- _TASK OBJECTIVE_: Write out, word for word, everything from "Shamus Mulhall ·" down to "in AI Search." in the article below on bringing external content into AI Search.

How to bring External Content into AI Search

Shamus Mulhall · ‎03-06-2023

Introduction

The goal of this article is to provide detailed steps to configure and index external content for AI Search. This example will be specific to the process of indexing content located outside of your Now Platform instance. Indexing this content will make it available to search in AI Search.

Overview

This article will step through the configuration required to index external content using Flow Designer, for this example the external source will be a simple JSON object. There are both pull and push options when considering how to index content into AI Search to make it available for search. The latter would use the existing REST API’s to push content to AI Search, this is the most complex option, but it offers the most flexibility. In this document we will cover the pull option where a request is made to an external source for content and that content is processed within a flow designed using IntegrationHub and AI Search Spoke.

There are several other connector/pull options available, however there are licensing requirements associated. For more information about licensing and connectors, we recommend connecting with your account representative.

- _RAW RECORDS_:

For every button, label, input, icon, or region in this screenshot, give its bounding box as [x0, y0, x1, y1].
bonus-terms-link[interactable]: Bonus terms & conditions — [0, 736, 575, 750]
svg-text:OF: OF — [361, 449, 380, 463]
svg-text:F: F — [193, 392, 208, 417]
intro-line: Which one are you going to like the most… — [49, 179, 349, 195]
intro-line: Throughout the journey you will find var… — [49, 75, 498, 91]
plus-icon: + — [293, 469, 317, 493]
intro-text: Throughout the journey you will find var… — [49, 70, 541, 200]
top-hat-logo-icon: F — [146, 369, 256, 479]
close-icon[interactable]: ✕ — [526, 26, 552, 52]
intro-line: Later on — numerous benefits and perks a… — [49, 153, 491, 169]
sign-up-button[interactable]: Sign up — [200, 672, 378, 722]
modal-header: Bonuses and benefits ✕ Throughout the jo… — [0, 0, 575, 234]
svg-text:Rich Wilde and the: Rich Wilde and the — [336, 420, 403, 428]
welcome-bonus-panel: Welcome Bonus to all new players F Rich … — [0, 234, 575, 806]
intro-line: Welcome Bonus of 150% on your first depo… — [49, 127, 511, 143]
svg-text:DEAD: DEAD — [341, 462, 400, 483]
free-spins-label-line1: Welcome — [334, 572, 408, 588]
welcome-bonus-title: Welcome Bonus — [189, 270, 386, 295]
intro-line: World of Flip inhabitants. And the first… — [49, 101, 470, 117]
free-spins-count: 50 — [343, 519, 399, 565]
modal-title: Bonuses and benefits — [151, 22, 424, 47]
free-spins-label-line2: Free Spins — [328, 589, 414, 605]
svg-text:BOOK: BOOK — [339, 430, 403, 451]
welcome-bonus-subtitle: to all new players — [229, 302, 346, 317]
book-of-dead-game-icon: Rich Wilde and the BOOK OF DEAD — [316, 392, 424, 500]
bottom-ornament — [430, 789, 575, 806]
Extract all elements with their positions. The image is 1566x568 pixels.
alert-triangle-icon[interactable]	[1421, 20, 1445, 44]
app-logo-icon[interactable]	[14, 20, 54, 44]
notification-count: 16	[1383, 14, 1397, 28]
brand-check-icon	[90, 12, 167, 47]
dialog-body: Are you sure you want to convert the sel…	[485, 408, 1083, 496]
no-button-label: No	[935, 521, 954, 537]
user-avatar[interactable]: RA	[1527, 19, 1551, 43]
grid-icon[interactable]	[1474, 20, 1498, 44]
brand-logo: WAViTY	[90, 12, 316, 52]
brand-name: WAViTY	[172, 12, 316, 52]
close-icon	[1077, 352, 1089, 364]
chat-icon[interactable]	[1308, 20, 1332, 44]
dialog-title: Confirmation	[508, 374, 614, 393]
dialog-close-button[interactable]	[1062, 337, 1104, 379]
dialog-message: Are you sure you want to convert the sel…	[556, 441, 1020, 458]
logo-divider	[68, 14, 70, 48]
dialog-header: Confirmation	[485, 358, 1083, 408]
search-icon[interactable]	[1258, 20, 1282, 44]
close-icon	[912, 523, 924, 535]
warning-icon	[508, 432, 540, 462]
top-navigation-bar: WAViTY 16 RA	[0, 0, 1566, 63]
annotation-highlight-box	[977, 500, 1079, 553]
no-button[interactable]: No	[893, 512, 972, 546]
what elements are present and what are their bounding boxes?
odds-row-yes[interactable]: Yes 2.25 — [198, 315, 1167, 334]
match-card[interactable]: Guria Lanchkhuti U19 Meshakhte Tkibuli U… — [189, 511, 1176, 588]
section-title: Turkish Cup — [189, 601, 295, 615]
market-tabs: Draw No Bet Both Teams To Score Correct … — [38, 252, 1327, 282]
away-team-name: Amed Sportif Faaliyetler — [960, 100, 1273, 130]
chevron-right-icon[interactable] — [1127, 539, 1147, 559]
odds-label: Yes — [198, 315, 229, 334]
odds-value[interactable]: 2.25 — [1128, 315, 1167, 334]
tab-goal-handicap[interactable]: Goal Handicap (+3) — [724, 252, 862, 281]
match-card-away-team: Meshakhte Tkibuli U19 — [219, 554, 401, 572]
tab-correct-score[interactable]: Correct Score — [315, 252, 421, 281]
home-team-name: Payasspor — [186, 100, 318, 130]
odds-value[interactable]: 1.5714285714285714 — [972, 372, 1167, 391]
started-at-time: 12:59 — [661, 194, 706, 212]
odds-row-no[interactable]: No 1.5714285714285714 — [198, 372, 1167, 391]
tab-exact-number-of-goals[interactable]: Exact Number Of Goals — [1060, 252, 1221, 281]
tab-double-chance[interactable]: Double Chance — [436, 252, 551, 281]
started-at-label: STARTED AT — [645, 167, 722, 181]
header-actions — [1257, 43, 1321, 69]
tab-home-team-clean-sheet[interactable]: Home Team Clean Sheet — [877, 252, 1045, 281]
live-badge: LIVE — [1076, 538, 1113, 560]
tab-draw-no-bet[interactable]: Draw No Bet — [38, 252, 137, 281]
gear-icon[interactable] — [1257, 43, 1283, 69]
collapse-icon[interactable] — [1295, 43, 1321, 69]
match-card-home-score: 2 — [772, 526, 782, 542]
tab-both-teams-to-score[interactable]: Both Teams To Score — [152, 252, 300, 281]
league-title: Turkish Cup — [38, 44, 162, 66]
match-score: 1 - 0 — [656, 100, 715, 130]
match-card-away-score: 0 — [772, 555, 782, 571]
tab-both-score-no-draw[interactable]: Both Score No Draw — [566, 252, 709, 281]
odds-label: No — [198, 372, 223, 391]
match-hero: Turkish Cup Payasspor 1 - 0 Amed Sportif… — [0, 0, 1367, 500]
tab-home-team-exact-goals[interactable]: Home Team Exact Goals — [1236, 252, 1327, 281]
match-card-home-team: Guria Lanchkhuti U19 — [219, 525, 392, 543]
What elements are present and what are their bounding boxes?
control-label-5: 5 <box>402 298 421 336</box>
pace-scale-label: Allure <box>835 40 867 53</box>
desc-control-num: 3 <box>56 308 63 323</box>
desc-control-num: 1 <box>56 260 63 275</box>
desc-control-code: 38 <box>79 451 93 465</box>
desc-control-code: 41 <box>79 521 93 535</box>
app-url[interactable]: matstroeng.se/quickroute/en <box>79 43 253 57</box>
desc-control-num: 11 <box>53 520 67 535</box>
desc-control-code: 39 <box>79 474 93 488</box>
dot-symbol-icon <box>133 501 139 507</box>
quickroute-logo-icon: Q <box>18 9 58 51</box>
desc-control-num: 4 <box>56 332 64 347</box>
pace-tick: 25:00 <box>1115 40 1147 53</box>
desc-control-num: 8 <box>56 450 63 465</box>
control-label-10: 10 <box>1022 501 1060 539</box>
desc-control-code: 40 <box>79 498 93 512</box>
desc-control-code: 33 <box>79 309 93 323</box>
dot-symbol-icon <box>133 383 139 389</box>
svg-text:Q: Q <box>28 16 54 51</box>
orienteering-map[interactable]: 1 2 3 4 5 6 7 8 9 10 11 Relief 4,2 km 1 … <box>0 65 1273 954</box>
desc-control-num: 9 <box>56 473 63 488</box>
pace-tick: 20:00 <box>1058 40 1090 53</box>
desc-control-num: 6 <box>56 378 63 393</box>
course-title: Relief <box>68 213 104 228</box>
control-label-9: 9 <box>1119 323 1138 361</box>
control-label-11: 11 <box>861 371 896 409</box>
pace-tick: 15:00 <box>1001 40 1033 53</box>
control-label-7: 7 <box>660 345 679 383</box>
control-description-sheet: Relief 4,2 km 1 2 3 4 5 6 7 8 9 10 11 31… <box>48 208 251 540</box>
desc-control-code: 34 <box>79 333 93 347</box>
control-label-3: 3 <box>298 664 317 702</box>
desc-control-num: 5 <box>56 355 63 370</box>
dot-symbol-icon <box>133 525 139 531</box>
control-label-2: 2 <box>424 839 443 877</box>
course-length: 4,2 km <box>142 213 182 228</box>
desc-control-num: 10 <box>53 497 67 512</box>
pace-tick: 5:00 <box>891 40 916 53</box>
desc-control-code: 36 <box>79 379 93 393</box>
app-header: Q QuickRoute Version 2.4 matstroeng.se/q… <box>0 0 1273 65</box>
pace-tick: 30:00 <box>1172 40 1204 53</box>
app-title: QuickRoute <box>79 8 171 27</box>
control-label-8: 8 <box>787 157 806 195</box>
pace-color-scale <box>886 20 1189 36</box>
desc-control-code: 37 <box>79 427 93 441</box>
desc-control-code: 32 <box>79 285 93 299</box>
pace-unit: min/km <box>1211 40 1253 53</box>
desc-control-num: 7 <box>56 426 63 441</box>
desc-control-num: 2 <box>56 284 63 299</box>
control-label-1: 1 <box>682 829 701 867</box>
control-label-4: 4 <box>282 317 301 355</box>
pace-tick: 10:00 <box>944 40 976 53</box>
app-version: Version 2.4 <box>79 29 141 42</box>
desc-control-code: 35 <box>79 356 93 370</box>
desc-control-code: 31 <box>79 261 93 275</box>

- _SOLUTION_:
Shamus Mulhall · ‎03-06-2023

Introduction

The goal of this article is to provide detailed steps to configure and index external content for AI Search. This example will be specific to the process of indexing content located outside of your Now Platform instance. Indexing this content will make it available to search in AI Search.